Fragmento del texto |
<<<<

Hay dos cosas que me gustaron del juego del calamar.
I
El viejo con el tumor cerebral le dice al otro cuate, el personaje principal cuyo nombre ya olvidé porque mi familiaridad con el coreano es nula, digamos que se llama Beto. El viejo se llama Enrique. Enrique, pues, le dice a Beto que no le queda mucho tiempo de vida y vemos, minutos después, cómo sonríe ampliamente mientras corre para no ser acribillado por las metralletas de los hombres de rojo.
Están jugando luz verde y luz roja; enanos y gigantes; tú las traes pero con balazos. Es un recreo de niños y la sonrisa del viejo es una manera de distorsionar el tiempo. El espectador se confunde. ¿Cuántos años tiene? ¿Por qué se divierte cuando los otros, a su alrededor, son carne de cañón?
Cuando éramos chamacos, jugábamos sin pensar en la finalidad y como no conocíamos eso, la posibilidad de morir, apostábamos sin preocupaciones, sin realizar el alcance de nuestras decisiones.
Jugar nos enseña que siempre estamos apostando la vida, que estamos a una o dos piedras de caer en el abismo, y a uno o dos tiradas de tomar el triunfo.
Anoté por ahí, en alguna de mis libretas rayadas de piensos, que los únicos juegos que valen la pena son los que fundamentalmente cambian la vida. Podemos encontrar los juegos que nos cambian cuando sabemos que lo apostaremos todo y nos sudan las manitas porque el cerebro se cree que es de vida o muerte.
El viejo me agradaba como personaje hasta que reapareció en el último capítulo.
II
Mientras tanto, Beto, quien sonrió incómodamente en su foto de identidad cuando no sabía que estaba entrándole a un juegos del hambre coreano, es testigo de como los otros continuamente hacen planes y maquinaciones. Planean con sus manitas, hablan de porcentajes y estadísticas, revelan las armas que esconden en el puño.
Beto es un idiota, pero uno de buen corazón.

>>>>

Material mostrado |
<<<<

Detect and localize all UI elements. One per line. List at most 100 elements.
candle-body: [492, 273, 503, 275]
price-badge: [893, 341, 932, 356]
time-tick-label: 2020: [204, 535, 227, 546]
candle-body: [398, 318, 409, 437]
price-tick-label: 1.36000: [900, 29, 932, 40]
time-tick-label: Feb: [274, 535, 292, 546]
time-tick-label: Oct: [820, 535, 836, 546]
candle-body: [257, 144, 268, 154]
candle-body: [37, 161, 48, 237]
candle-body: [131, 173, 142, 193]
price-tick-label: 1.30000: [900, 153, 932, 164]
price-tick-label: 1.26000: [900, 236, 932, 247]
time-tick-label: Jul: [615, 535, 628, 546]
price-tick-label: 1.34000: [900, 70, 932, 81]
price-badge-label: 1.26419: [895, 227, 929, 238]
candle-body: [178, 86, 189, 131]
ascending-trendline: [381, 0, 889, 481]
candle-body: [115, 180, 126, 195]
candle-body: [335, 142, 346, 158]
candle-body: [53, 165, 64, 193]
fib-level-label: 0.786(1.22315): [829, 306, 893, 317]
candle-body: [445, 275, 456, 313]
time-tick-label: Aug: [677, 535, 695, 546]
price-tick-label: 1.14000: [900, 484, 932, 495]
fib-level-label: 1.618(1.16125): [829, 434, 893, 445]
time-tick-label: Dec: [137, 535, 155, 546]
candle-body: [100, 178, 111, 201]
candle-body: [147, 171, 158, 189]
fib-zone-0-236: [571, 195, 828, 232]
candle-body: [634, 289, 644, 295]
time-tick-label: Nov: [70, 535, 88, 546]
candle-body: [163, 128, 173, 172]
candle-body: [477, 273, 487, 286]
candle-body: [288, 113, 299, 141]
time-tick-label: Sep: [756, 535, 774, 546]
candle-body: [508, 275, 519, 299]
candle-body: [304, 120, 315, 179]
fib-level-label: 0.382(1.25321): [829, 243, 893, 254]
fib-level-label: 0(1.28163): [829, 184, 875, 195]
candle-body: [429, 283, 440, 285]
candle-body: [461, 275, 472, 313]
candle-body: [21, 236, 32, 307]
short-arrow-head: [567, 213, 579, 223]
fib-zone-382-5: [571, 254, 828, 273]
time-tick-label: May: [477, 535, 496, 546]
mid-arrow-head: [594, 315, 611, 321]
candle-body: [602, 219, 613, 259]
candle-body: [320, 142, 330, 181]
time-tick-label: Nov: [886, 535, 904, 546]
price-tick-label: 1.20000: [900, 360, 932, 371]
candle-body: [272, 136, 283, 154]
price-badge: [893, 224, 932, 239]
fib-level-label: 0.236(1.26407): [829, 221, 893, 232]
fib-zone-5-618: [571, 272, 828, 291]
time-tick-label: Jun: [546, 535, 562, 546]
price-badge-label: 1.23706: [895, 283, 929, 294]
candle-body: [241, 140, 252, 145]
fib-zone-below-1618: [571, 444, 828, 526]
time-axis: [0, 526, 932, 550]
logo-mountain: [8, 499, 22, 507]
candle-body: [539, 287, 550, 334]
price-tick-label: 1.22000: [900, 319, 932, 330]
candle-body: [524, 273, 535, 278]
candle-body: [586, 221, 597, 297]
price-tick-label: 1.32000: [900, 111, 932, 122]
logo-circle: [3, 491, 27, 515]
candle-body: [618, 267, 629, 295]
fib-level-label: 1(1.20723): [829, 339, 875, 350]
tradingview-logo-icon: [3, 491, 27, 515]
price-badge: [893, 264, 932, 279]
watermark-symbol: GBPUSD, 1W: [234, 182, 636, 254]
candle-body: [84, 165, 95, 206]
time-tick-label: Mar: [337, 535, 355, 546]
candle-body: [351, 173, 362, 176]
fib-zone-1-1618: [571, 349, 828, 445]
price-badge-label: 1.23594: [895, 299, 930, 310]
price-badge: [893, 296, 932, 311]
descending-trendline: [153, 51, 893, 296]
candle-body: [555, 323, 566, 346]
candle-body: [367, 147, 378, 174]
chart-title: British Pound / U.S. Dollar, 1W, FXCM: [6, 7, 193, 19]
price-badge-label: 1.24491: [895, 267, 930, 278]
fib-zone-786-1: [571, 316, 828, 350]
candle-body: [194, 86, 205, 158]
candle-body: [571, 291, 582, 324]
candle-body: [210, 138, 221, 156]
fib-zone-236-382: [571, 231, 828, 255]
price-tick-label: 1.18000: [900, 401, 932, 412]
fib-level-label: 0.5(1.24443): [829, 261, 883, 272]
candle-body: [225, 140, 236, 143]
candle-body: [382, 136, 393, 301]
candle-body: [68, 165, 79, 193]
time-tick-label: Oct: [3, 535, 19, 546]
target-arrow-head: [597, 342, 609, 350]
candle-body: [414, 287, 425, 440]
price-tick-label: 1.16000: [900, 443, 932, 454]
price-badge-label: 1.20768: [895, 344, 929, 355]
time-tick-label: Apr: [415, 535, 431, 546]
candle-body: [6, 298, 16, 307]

>>>>

Instrucciones |
**A.** Enumera los juegos infantiles que, según el texto sobre el juego del calamar, están jugando los personajes.
**B.** Continúa el texto sobre el juego del calamar a partir de su última oración.

Respuestas |
**A.** Luz verde y luz roja; enanos y gigantes; tú las traes.

**B.**
Y también Beto es el único que les recuerda a los demás: “un momento, amigo, no sabemos qué juego sigue”. Los demás lo miran como si estuviera estúpido pero Enrique, el viejo, sonríe cuando su amigo Beto dice esas locuras, asiente, asiente, y se hacen compadres. Enrique promete que lo compartirán todo, hasta la muerte.
Es una historia del viejo que quiere ser niño y el idiota sin una aspiración verdadera.
Pero Beto es sincero y eso me agradó de él. Fue un cambio interesante a los genios que ya reconocen las reglas del juego desde antes de entrar al tablero. Si uno quisiera escribir un libro de la filosofía del juego del calamar (supongo que ya existe, así como existe la filosofía de la vida según Bart Simpson): luego estás jugando, manito, y no sabes ni siquiera que ya estás cumpliendo tu papel.
Beto me parecía agradable hasta que se pintó el cabello de rojo.
Qué pedo, Beto.
III
Lo demás que rodea al juego del calamar, es el clásico melodrama coreano donde abren unos ojotes que dan miedo cuando se están amenazando de muerte, problemas de jerarquías y discriminación, Netflix diciéndoles: papitos, hay que meterle más por acá porque nosotros tenemos datos: conviene que estos se mueran acá. O sea, no está mal, es un pozole bueno y económico, pero precisamente por eso tardé mucho tiempo en ver la primera temporada. Voy a ver la segunda con reservas porque me quitaron aquello que me daba placer: personajes de infancia perdida y la ingenuidad. Esas cositas que mataron rápidamente a favor de entrarle a la pérdida de la inocencia y convertir un juego que era elegante, sencillo, en una cosa monstruosa: de calamar a kraken.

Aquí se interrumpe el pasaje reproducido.